Search the material for the word "began" and report each line where it turns up.
================
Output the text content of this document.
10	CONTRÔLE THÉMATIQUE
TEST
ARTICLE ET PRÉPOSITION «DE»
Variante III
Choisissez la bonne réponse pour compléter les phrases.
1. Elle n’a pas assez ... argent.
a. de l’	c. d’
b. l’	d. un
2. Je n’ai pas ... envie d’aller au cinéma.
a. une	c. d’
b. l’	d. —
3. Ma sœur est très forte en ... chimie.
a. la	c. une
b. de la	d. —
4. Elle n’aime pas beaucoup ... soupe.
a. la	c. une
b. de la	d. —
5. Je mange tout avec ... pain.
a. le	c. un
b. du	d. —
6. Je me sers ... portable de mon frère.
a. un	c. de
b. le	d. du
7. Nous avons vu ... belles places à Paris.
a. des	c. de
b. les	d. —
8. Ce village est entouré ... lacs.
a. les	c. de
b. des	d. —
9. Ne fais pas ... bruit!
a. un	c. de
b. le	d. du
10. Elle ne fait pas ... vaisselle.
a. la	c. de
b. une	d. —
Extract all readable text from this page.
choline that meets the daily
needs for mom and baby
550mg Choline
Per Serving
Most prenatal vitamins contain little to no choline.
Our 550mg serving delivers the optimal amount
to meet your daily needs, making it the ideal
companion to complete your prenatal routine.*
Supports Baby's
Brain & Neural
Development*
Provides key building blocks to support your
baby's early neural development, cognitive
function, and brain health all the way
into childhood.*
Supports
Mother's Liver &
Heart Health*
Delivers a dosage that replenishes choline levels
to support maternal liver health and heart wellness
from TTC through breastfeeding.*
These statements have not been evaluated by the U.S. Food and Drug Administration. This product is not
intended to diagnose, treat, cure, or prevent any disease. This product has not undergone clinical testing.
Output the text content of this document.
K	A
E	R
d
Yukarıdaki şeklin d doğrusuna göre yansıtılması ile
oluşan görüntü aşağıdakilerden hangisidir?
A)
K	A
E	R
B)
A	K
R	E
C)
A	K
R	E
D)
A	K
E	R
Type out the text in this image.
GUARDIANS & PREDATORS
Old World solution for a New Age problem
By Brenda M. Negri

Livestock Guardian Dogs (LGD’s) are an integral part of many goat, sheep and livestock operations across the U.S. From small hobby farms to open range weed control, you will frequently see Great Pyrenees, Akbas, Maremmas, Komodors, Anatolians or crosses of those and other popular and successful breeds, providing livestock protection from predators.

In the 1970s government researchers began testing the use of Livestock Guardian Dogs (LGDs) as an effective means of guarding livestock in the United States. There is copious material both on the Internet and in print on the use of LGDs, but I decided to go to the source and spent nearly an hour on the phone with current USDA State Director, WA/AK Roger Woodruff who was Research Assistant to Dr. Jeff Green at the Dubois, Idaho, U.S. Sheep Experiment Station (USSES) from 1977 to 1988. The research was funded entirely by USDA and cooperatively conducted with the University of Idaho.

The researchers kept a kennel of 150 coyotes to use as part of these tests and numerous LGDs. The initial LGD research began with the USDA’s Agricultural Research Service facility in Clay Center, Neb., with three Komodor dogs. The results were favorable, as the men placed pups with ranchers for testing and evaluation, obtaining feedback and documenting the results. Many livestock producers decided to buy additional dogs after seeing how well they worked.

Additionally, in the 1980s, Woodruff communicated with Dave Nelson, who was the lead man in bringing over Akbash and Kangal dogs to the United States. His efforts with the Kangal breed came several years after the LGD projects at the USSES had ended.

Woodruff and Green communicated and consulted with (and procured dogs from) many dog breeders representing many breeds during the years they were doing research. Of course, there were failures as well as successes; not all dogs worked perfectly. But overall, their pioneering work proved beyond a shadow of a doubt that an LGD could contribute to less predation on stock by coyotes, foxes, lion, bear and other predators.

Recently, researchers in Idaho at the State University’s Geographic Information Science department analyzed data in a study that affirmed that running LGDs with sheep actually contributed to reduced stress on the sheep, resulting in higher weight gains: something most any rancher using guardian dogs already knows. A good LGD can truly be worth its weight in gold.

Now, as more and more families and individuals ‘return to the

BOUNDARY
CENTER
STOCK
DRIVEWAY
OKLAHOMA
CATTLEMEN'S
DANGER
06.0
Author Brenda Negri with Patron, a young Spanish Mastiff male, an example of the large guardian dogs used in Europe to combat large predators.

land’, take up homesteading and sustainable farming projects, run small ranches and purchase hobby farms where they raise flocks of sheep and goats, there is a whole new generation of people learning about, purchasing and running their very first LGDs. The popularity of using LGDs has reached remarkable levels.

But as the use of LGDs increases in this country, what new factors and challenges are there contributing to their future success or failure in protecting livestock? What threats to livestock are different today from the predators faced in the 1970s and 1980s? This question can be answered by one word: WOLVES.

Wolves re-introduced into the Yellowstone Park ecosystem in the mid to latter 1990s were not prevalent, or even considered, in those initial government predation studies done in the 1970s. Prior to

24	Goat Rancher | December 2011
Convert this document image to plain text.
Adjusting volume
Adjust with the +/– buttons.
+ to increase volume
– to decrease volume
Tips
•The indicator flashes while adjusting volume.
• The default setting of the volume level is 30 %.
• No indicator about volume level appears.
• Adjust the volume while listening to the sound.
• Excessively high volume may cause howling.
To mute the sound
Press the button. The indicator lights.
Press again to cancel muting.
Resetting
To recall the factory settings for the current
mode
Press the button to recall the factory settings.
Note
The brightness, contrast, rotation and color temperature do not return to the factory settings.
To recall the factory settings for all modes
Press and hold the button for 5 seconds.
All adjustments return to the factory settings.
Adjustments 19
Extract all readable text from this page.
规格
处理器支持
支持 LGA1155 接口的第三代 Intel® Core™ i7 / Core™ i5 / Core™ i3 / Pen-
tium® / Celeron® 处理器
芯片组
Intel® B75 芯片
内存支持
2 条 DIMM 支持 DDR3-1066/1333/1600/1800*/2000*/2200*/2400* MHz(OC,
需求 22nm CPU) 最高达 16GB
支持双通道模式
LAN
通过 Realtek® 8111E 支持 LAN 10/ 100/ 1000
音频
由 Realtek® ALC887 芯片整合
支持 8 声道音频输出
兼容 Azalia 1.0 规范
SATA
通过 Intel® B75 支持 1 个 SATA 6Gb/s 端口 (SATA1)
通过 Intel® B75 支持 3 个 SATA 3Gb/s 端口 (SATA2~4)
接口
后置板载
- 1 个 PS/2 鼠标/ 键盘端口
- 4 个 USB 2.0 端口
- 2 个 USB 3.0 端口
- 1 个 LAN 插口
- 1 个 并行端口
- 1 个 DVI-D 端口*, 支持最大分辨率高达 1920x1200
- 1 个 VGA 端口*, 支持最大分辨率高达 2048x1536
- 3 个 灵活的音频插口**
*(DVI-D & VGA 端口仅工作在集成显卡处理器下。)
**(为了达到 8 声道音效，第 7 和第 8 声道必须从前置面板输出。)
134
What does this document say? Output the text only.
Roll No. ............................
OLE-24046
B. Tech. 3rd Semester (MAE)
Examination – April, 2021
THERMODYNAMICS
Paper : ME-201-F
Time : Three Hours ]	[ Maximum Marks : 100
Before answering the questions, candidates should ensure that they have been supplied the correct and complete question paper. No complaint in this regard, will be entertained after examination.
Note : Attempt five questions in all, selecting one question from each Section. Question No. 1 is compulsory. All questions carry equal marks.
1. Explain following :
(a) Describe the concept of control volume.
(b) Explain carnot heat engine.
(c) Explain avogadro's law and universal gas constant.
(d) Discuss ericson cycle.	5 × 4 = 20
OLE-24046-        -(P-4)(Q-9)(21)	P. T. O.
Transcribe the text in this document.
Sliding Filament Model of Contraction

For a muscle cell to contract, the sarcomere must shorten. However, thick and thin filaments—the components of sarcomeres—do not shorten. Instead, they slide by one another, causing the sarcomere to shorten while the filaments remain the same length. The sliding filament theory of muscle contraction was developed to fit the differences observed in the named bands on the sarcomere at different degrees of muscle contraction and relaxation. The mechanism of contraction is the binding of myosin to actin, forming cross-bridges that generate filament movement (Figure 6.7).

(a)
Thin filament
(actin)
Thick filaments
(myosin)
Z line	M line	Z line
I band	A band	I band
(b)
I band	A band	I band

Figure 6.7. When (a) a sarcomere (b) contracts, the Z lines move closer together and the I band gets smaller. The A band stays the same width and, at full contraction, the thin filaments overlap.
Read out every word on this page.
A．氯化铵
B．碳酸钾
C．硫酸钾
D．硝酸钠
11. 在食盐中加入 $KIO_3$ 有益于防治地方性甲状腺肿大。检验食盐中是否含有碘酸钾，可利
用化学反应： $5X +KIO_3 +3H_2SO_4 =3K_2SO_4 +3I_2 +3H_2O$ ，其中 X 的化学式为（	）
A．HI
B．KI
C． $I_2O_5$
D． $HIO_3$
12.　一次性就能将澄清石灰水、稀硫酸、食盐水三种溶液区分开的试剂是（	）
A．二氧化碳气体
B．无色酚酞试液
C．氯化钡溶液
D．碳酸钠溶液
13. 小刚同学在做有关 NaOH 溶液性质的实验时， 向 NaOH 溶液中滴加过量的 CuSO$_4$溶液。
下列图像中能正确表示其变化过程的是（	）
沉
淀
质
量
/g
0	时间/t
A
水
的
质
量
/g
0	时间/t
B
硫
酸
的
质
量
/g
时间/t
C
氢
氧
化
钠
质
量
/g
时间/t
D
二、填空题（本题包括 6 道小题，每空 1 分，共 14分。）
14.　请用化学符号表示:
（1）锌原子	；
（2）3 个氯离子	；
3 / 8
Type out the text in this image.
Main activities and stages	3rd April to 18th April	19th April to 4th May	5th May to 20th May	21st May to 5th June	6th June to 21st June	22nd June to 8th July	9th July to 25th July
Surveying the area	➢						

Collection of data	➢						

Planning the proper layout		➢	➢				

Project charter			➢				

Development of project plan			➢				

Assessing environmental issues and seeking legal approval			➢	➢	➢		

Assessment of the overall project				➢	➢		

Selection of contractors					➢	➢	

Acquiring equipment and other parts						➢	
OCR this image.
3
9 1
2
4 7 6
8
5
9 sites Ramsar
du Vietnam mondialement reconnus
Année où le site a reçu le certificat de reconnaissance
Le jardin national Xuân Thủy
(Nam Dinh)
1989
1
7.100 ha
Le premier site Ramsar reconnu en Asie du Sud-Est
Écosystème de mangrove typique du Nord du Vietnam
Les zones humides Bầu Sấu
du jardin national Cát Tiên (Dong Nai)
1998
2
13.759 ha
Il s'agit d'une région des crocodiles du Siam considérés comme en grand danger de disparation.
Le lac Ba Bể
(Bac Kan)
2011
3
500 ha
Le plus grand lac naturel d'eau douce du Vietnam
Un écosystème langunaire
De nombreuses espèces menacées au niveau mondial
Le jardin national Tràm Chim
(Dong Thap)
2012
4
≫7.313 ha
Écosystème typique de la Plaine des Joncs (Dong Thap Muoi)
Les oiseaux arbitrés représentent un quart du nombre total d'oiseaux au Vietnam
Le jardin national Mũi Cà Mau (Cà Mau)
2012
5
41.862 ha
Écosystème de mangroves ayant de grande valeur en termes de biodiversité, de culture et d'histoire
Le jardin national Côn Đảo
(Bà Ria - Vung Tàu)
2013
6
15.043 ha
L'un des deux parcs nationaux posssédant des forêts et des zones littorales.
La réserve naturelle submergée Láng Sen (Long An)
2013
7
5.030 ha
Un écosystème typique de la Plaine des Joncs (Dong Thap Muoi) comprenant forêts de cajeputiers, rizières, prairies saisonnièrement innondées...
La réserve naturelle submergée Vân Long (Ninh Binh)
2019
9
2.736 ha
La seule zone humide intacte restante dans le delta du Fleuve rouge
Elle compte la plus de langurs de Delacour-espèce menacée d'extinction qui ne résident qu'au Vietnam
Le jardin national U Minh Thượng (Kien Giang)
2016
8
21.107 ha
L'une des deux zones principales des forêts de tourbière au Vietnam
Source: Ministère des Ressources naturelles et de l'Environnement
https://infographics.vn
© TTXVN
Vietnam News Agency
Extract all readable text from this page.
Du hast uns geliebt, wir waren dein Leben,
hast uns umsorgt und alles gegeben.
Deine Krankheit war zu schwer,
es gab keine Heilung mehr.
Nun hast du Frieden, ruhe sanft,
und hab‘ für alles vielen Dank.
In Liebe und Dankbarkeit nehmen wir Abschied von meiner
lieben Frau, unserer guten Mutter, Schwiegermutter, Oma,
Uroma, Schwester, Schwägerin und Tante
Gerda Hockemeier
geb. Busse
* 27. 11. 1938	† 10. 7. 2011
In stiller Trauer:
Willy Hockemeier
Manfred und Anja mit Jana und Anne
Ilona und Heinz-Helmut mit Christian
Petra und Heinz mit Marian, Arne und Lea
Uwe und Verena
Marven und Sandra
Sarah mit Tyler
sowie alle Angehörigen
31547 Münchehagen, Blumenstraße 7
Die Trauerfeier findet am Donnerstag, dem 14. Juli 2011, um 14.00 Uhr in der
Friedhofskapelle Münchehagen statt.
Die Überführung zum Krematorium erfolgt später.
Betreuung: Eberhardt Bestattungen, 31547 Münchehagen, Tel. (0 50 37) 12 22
================
## [Answer to this task]
In the 1970s government researchers began testing the use of Livestock Guardian Dogs (LGDs) as an effective means of guarding livestock in the United States. There is copious material both on the Internet and in print on the use of LGDs, but I decided to go to the source and spent nearly an hour on the phone with current USDA State Director, WA/AK Roger Woodruff who was Research Assistant to Dr. Jeff Green at the Dubois, Idaho, U.S. Sheep Experiment Station (USSES) from 1977 to 1988. The research was funded entirely by USDA and cooperatively conducted with the University of Idaho.
The researchers kept a kennel of 150 coyotes to use as part of these tests and numerous LGDs. The initial LGD research began with the USDA’s Agricultural Research Service facility in Clay Center, Neb., with three Komodor dogs. The results were favorable, as the men placed pups with ranchers for testing and evaluation, obtaining feedback and documenting the results. Many livestock producers decided to buy additional dogs after seeing how well they worked.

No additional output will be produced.